_GIVEN ENTRIES:_

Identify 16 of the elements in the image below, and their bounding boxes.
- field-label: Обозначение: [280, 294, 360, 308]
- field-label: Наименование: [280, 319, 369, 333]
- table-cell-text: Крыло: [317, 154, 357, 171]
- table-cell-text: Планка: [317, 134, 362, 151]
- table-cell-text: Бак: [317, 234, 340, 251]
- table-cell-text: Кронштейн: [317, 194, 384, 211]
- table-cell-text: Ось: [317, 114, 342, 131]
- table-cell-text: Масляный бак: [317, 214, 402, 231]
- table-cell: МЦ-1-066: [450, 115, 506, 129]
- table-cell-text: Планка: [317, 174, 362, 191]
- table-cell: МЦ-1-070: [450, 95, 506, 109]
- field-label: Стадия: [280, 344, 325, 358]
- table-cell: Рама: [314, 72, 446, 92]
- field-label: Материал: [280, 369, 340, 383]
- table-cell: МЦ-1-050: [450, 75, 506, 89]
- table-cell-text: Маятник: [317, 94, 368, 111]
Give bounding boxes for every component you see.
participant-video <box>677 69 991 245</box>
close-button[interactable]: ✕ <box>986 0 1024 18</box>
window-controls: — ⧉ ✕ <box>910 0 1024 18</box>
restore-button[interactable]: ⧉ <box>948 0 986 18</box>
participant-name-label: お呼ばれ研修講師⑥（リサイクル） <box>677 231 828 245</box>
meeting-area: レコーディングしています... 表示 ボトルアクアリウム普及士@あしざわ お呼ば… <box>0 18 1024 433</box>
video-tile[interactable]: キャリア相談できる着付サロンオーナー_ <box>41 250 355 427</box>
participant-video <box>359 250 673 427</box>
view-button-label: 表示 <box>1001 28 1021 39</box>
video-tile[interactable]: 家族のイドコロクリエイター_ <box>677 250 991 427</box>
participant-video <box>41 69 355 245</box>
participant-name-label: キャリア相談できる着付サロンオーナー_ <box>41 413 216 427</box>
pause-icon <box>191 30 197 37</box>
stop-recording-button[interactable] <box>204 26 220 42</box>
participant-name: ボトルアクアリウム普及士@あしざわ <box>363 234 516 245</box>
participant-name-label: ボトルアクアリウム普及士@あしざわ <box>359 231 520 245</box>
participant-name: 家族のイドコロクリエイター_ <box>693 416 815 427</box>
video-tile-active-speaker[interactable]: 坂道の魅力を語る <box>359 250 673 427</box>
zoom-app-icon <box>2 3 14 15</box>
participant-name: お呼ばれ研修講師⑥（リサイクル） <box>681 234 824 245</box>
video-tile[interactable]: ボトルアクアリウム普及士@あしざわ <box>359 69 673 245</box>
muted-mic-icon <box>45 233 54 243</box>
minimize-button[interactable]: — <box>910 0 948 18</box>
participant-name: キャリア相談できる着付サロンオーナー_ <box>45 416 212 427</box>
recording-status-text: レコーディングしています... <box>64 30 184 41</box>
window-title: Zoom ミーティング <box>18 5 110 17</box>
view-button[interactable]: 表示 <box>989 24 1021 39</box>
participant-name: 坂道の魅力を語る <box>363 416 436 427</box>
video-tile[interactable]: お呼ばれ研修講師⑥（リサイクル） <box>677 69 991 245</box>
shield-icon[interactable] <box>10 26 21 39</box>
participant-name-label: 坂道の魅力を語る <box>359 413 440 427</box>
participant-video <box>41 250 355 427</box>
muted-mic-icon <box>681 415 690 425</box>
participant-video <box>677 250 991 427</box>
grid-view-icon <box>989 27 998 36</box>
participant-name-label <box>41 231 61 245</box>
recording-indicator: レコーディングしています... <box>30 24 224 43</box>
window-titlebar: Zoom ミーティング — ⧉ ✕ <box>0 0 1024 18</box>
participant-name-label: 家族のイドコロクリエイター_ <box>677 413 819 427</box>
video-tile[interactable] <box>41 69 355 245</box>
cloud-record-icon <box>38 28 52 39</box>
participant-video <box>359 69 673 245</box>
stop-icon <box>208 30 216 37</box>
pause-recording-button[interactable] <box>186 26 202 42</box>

_YOUR TASK:_ Reproduce every line of the records above character for character, with no changes.

_EXPECTED ANSWER:_
Identify 16 of the elements in the image below, and their bounding boxes.
- field-label: Обозначение: [280, 294, 360, 308]
- field-label: Наименование: [280, 319, 369, 333]
- table-cell-text: Крыло: [317, 154, 357, 171]
- table-cell-text: Планка: [317, 134, 362, 151]
- table-cell-text: Бак: [317, 234, 340, 251]
- table-cell-text: Кронштейн: [317, 194, 384, 211]
- table-cell-text: Ось: [317, 114, 342, 131]
- table-cell-text: Масляный бак: [317, 214, 402, 231]
- table-cell: МЦ-1-066: [450, 115, 506, 129]
- table-cell-text: Планка: [317, 174, 362, 191]
- table-cell: МЦ-1-070: [450, 95, 506, 109]
- field-label: Стадия: [280, 344, 325, 358]
- table-cell: Рама: [314, 72, 446, 92]
- field-label: Материал: [280, 369, 340, 383]
- table-cell: МЦ-1-050: [450, 75, 506, 89]
- table-cell-text: Маятник: [317, 94, 368, 111]
Give bounding boxes for every component you see.
participant-video <box>677 69 991 245</box>
close-button[interactable]: ✕ <box>986 0 1024 18</box>
window-controls: — ⧉ ✕ <box>910 0 1024 18</box>
restore-button[interactable]: ⧉ <box>948 0 986 18</box>
participant-name-label: お呼ばれ研修講師⑥（リサイクル） <box>677 231 828 245</box>
meeting-area: レコーディングしています... 表示 ボトルアクアリウム普及士@あしざわ お呼ば… <box>0 18 1024 433</box>
video-tile[interactable]: キャリア相談できる着付サロンオーナー_ <box>41 250 355 427</box>
participant-video <box>359 250 673 427</box>
view-button-label: 表示 <box>1001 28 1021 39</box>
video-tile[interactable]: 家族のイドコロクリエイター_ <box>677 250 991 427</box>
participant-video <box>41 69 355 245</box>
participant-name-label: キャリア相談できる着付サロンオーナー_ <box>41 413 216 427</box>
pause-icon <box>191 30 197 37</box>
stop-recording-button[interactable] <box>204 26 220 42</box>
participant-name: ボトルアクアリウム普及士@あしざわ <box>363 234 516 245</box>
participant-name-label: ボトルアクアリウム普及士@あしざわ <box>359 231 520 245</box>
participant-name: 家族のイドコロクリエイター_ <box>693 416 815 427</box>
video-tile-active-speaker[interactable]: 坂道の魅力を語る <box>359 250 673 427</box>
zoom-app-icon <box>2 3 14 15</box>
participant-name: お呼ばれ研修講師⑥（リサイクル） <box>681 234 824 245</box>
video-tile[interactable]: ボトルアクアリウム普及士@あしざわ <box>359 69 673 245</box>
muted-mic-icon <box>45 233 54 243</box>
minimize-button[interactable]: — <box>910 0 948 18</box>
participant-name: キャリア相談できる着付サロンオーナー_ <box>45 416 212 427</box>
recording-status-text: レコーディングしています... <box>64 30 184 41</box>
window-title: Zoom ミーティング <box>18 5 110 17</box>
view-button[interactable]: 表示 <box>989 24 1021 39</box>
participant-name: 坂道の魅力を語る <box>363 416 436 427</box>
video-tile[interactable]: お呼ばれ研修講師⑥（リサイクル） <box>677 69 991 245</box>
shield-icon[interactable] <box>10 26 21 39</box>
participant-name-label: 坂道の魅力を語る <box>359 413 440 427</box>
participant-video <box>41 250 355 427</box>
muted-mic-icon <box>681 415 690 425</box>
participant-video <box>677 250 991 427</box>
grid-view-icon <box>989 27 998 36</box>
participant-name-label <box>41 231 61 245</box>
recording-indicator: レコーディングしています... <box>30 24 224 43</box>
window-titlebar: Zoom ミーティング — ⧉ ✕ <box>0 0 1024 18</box>
participant-name-label: 家族のイドコロクリエイター_ <box>677 413 819 427</box>
video-tile[interactable] <box>41 69 355 245</box>
cloud-record-icon <box>38 28 52 39</box>
participant-video <box>359 69 673 245</box>
stop-icon <box>208 30 216 37</box>
pause-recording-button[interactable] <box>186 26 202 42</box>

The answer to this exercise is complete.